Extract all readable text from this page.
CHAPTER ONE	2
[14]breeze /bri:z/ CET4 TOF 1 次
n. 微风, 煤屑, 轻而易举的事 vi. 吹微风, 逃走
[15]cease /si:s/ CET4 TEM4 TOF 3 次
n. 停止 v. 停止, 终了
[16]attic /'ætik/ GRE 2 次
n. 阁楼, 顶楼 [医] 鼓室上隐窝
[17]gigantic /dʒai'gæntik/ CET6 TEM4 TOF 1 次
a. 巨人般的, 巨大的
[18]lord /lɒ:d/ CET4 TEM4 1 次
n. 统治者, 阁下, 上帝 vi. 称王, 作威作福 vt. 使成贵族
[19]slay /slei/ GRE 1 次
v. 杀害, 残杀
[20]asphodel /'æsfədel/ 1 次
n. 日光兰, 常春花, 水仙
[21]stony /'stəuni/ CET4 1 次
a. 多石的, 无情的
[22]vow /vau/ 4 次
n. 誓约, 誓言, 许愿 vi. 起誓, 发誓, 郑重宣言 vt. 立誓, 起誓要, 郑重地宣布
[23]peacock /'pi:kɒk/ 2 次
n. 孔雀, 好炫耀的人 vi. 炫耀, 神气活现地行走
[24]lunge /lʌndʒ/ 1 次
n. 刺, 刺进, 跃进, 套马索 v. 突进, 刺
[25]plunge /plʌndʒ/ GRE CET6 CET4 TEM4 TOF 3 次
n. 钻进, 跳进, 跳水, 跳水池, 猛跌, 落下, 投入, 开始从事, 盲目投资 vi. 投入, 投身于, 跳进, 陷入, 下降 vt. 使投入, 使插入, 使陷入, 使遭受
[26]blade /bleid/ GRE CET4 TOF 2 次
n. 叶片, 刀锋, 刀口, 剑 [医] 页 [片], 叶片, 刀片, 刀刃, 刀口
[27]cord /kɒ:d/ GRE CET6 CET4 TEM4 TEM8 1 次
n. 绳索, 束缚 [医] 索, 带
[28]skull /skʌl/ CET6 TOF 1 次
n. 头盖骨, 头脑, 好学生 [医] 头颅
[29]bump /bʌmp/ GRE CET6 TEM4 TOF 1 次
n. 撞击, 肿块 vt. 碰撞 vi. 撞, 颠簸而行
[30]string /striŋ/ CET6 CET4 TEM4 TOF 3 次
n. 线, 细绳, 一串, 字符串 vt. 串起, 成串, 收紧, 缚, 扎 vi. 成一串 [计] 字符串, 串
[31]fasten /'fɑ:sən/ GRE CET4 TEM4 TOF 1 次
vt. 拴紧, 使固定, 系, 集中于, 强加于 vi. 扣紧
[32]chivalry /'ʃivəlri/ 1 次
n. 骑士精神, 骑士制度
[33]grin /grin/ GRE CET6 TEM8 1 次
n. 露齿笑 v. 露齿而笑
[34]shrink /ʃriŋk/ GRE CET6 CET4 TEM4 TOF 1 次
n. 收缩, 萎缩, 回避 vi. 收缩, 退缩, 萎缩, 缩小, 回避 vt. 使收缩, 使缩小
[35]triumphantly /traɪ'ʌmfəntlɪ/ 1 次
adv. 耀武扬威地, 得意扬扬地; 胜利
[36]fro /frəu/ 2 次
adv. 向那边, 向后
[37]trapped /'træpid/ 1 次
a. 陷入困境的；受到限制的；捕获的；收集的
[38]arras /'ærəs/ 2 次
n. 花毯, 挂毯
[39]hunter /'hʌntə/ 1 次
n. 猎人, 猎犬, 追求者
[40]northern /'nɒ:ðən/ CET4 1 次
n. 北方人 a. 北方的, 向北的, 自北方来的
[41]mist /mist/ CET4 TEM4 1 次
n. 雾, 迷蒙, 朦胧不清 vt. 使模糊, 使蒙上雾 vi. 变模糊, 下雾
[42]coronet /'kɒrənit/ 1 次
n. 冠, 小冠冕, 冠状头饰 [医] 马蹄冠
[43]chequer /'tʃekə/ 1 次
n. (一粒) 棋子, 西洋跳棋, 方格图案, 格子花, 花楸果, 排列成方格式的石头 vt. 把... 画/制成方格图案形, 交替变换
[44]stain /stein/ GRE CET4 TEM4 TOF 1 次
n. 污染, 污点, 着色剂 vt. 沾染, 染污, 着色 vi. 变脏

■ What is asked: Type out all of the material again, word for word.

■ Right answer:
Extract all readable text from this page.
CHAPTER ONE	2
[14]breeze /bri:z/ CET4 TOF 1 次
n. 微风, 煤屑, 轻而易举的事 vi. 吹微风, 逃走
[15]cease /si:s/ CET4 TEM4 TOF 3 次
n. 停止 v. 停止, 终了
[16]attic /'ætik/ GRE 2 次
n. 阁楼, 顶楼 [医] 鼓室上隐窝
[17]gigantic /dʒai'gæntik/ CET6 TEM4 TOF 1 次
a. 巨人般的, 巨大的
[18]lord /lɒ:d/ CET4 TEM4 1 次
n. 统治者, 阁下, 上帝 vi. 称王, 作威作福 vt. 使成贵族
[19]slay /slei/ GRE 1 次
v. 杀害, 残杀
[20]asphodel /'æsfədel/ 1 次
n. 日光兰, 常春花, 水仙
[21]stony /'stəuni/ CET4 1 次
a. 多石的, 无情的
[22]vow /vau/ 4 次
n. 誓约, 誓言, 许愿 vi. 起誓, 发誓, 郑重宣言 vt. 立誓, 起誓要, 郑重地宣布
[23]peacock /'pi:kɒk/ 2 次
n. 孔雀, 好炫耀的人 vi. 炫耀, 神气活现地行走
[24]lunge /lʌndʒ/ 1 次
n. 刺, 刺进, 跃进, 套马索 v. 突进, 刺
[25]plunge /plʌndʒ/ GRE CET6 CET4 TEM4 TOF 3 次
n. 钻进, 跳进, 跳水, 跳水池, 猛跌, 落下, 投入, 开始从事, 盲目投资 vi. 投入, 投身于, 跳进, 陷入, 下降 vt. 使投入, 使插入, 使陷入, 使遭受
[26]blade /bleid/ GRE CET4 TOF 2 次
n. 叶片, 刀锋, 刀口, 剑 [医] 页 [片], 叶片, 刀片, 刀刃, 刀口
[27]cord /kɒ:d/ GRE CET6 CET4 TEM4 TEM8 1 次
n. 绳索, 束缚 [医] 索, 带
[28]skull /skʌl/ CET6 TOF 1 次
n. 头盖骨, 头脑, 好学生 [医] 头颅
[29]bump /bʌmp/ GRE CET6 TEM4 TOF 1 次
n. 撞击, 肿块 vt. 碰撞 vi. 撞, 颠簸而行
[30]string /striŋ/ CET6 CET4 TEM4 TOF 3 次
n. 线, 细绳, 一串, 字符串 vt. 串起, 成串, 收紧, 缚, 扎 vi. 成一串 [计] 字符串, 串
[31]fasten /'fɑ:sən/ GRE CET4 TEM4 TOF 1 次
vt. 拴紧, 使固定, 系, 集中于, 强加于 vi. 扣紧
[32]chivalry /'ʃivəlri/ 1 次
n. 骑士精神, 骑士制度
[33]grin /grin/ GRE CET6 TEM8 1 次
n. 露齿笑 v. 露齿而笑
[34]shrink /ʃriŋk/ GRE CET6 CET4 TEM4 TOF 1 次
n. 收缩, 萎缩, 回避 vi. 收缩, 退缩, 萎缩, 缩小, 回避 vt. 使收缩, 使缩小
[35]triumphantly /traɪ'ʌmfəntlɪ/ 1 次
adv. 耀武扬威地, 得意扬扬地; 胜利
[36]fro /frəu/ 2 次
adv. 向那边, 向后
[37]trapped /'træpid/ 1 次
a. 陷入困境的；受到限制的；捕获的；收集的
[38]arras /'ærəs/ 2 次
n. 花毯, 挂毯
[39]hunter /'hʌntə/ 1 次
n. 猎人, 猎犬, 追求者
[40]northern /'nɒ:ðən/ CET4 1 次
n. 北方人 a. 北方的, 向北的, 自北方来的
[41]mist /mist/ CET4 TEM4 1 次
n. 雾, 迷蒙, 朦胧不清 vt. 使模糊, 使蒙上雾 vi. 变模糊, 下雾
[42]coronet /'kɒrənit/ 1 次
n. 冠, 小冠冕, 冠状头饰 [医] 马蹄冠
[43]chequer /'tʃekə/ 1 次
n. (一粒) 棋子, 西洋跳棋, 方格图案, 格子花, 花楸果, 排列成方格式的石头 vt. 把... 画/制成方格图案形, 交替变换
[44]stain /stein/ GRE CET4 TEM4 TOF 1 次
n. 污染, 污点, 着色剂 vt. 沾染, 染污, 着色 vi. 变脏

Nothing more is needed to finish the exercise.